[Exercise data start]

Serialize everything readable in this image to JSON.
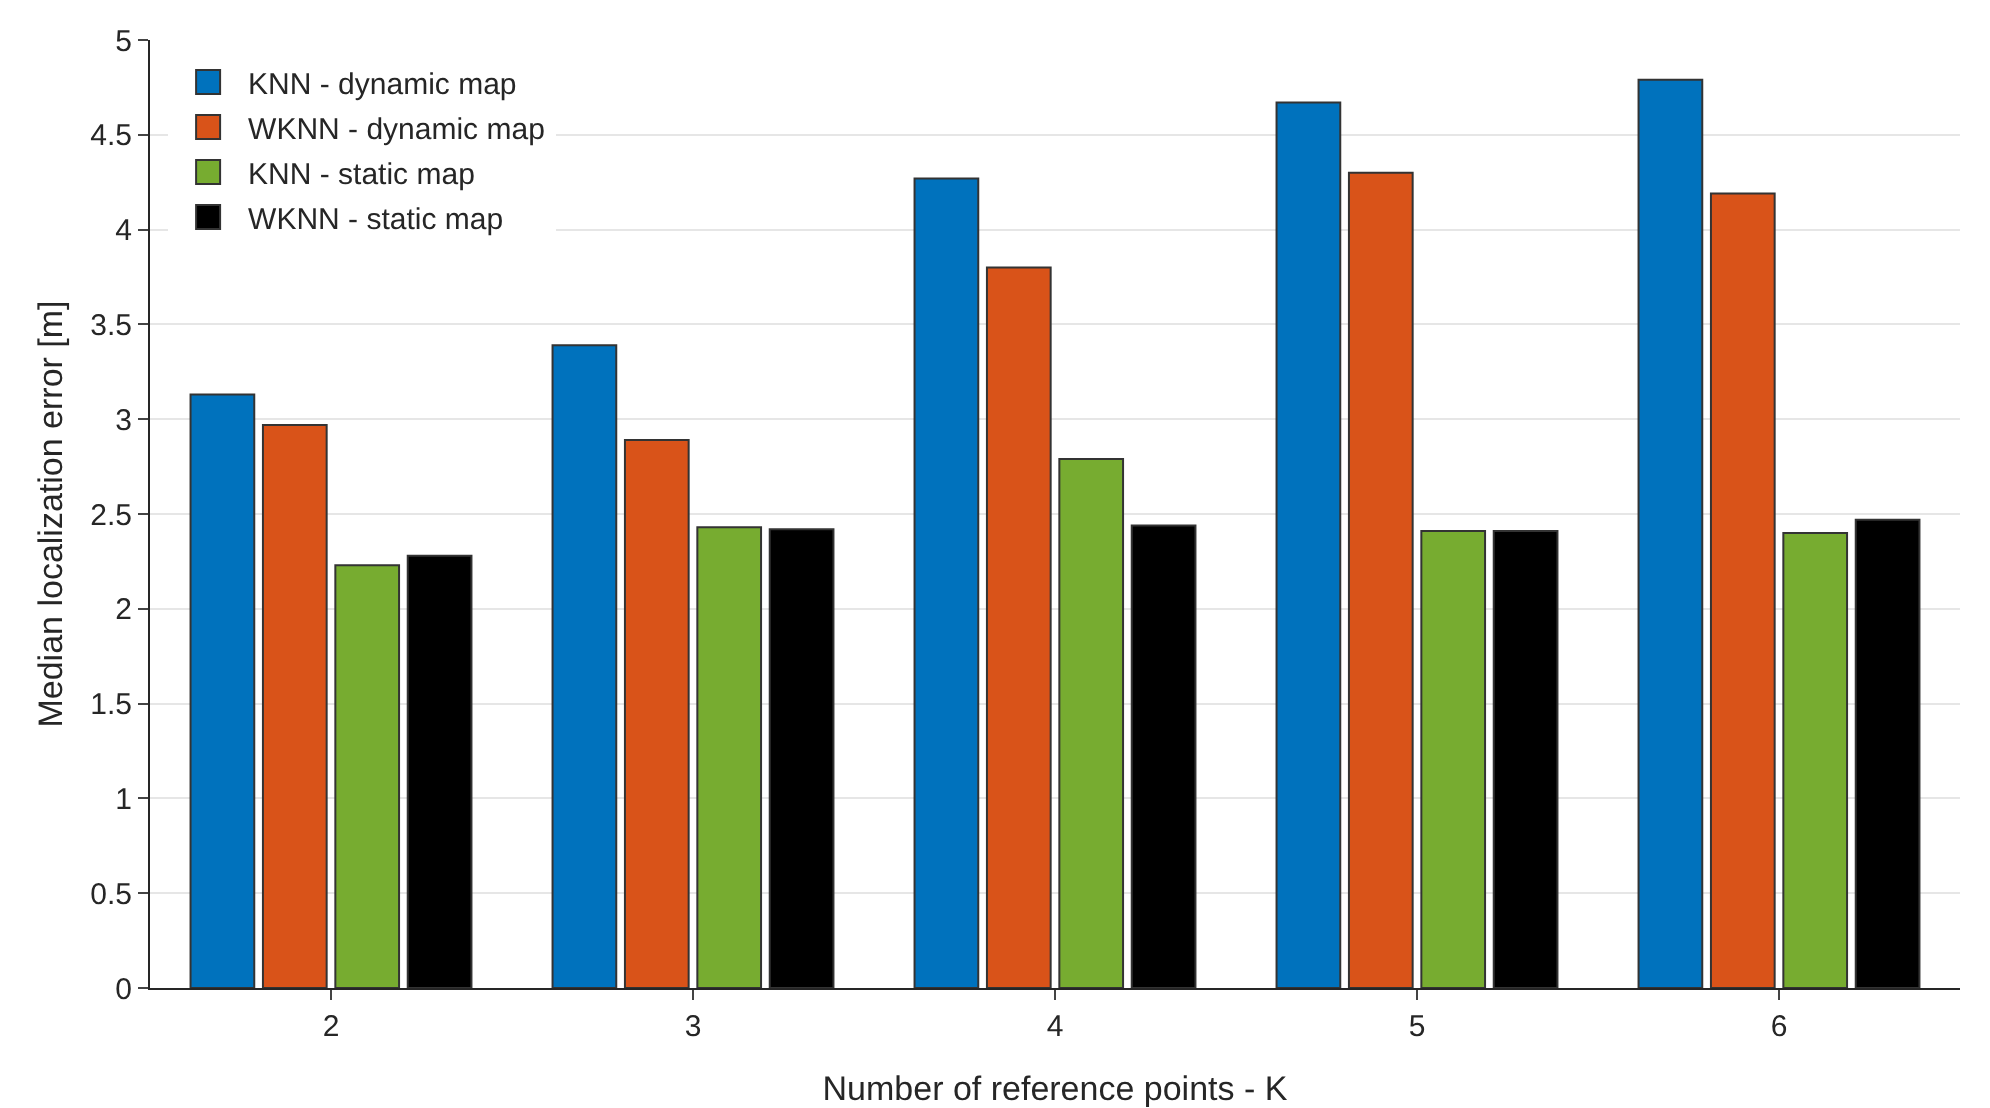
{
  "chart_data": {
    "type": "bar",
    "xlabel": "Number of reference points - K",
    "ylabel": "Median localization error [m]",
    "categories": [
      "2",
      "3",
      "4",
      "5",
      "6"
    ],
    "series": [
      {
        "name": "KNN - dynamic map",
        "color": "#0072bd",
        "values": [
          3.13,
          3.39,
          4.27,
          4.67,
          4.79
        ]
      },
      {
        "name": "WKNN - dynamic map",
        "color": "#d95319",
        "values": [
          2.97,
          2.89,
          3.8,
          4.3,
          4.19
        ]
      },
      {
        "name": "KNN - static map",
        "color": "#77ac30",
        "values": [
          2.23,
          2.43,
          2.79,
          2.41,
          2.4
        ]
      },
      {
        "name": "WKNN - static map",
        "color": "#000000",
        "values": [
          2.28,
          2.42,
          2.44,
          2.41,
          2.47
        ]
      }
    ],
    "ylim": [
      0,
      5
    ],
    "yticks": [
      0,
      0.5,
      1,
      1.5,
      2,
      2.5,
      3,
      3.5,
      4,
      4.5,
      5
    ],
    "grid": "y",
    "legend": "top left"
  }
}
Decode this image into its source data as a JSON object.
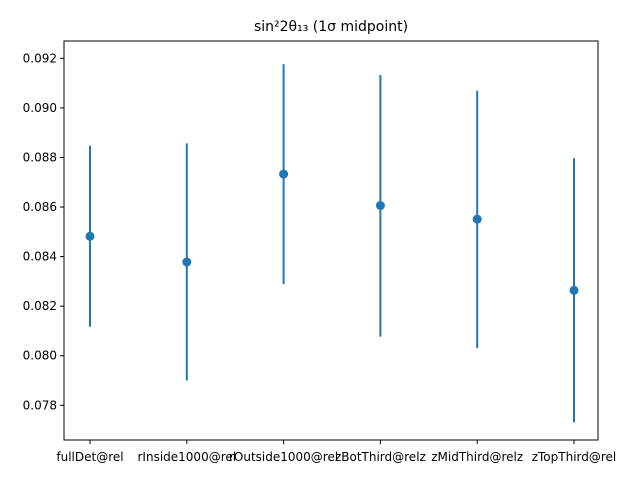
{
  "chart_data": {
    "type": "scatter",
    "title": "sin²2θ₁₃ (1σ midpoint)",
    "xlabel": "",
    "ylabel": "",
    "categories": [
      "fullDet@rel",
      "rInside1000@rel",
      "rOutside1000@rel",
      "zBotThird@relz",
      "zMidThird@relz",
      "zTopThird@rel"
    ],
    "series": [
      {
        "values": [
          0.08482,
          0.08378,
          0.08733,
          0.08606,
          0.08551,
          0.08264
        ],
        "lower": [
          0.08117,
          0.079,
          0.08289,
          0.08077,
          0.0803,
          0.07731
        ],
        "upper": [
          0.08848,
          0.08857,
          0.09176,
          0.09133,
          0.0907,
          0.08797
        ]
      }
    ],
    "ylim": [
      0.0766,
      0.0927
    ],
    "yticks": [
      "0.078",
      "0.080",
      "0.082",
      "0.084",
      "0.086",
      "0.088",
      "0.090",
      "0.092"
    ],
    "grid": false,
    "color": "#1f77b4"
  }
}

[Exercise data end]

• Problem requirements
Every record above must be given again exactly; drop the pictures.

• Correct result
Serialize everything readable in this image to JSON.
{
  "chart_data": {
    "type": "bar",
    "xlabel": "Number of reference points - K",
    "ylabel": "Median localization error [m]",
    "categories": [
      "2",
      "3",
      "4",
      "5",
      "6"
    ],
    "series": [
      {
        "name": "KNN - dynamic map",
        "color": "#0072bd",
        "values": [
          3.13,
          3.39,
          4.27,
          4.67,
          4.79
        ]
      },
      {
        "name": "WKNN - dynamic map",
        "color": "#d95319",
        "values": [
          2.97,
          2.89,
          3.8,
          4.3,
          4.19
        ]
      },
      {
        "name": "KNN - static map",
        "color": "#77ac30",
        "values": [
          2.23,
          2.43,
          2.79,
          2.41,
          2.4
        ]
      },
      {
        "name": "WKNN - static map",
        "color": "#000000",
        "values": [
          2.28,
          2.42,
          2.44,
          2.41,
          2.47
        ]
      }
    ],
    "ylim": [
      0,
      5
    ],
    "yticks": [
      0,
      0.5,
      1,
      1.5,
      2,
      2.5,
      3,
      3.5,
      4,
      4.5,
      5
    ],
    "grid": "y",
    "legend": "top left"
  }
}
Decode this image into its source data as a JSON object.
{
  "chart_data": {
    "type": "scatter",
    "title": "sin²2θ₁₃ (1σ midpoint)",
    "xlabel": "",
    "ylabel": "",
    "categories": [
      "fullDet@rel",
      "rInside1000@rel",
      "rOutside1000@rel",
      "zBotThird@relz",
      "zMidThird@relz",
      "zTopThird@rel"
    ],
    "series": [
      {
        "values": [
          0.08482,
          0.08378,
          0.08733,
          0.08606,
          0.08551,
          0.08264
        ],
        "lower": [
          0.08117,
          0.079,
          0.08289,
          0.08077,
          0.0803,
          0.07731
        ],
        "upper": [
          0.08848,
          0.08857,
          0.09176,
          0.09133,
          0.0907,
          0.08797
        ]
      }
    ],
    "ylim": [
      0.0766,
      0.0927
    ],
    "yticks": [
      "0.078",
      "0.080",
      "0.082",
      "0.084",
      "0.086",
      "0.088",
      "0.090",
      "0.092"
    ],
    "grid": false,
    "color": "#1f77b4"
  }
}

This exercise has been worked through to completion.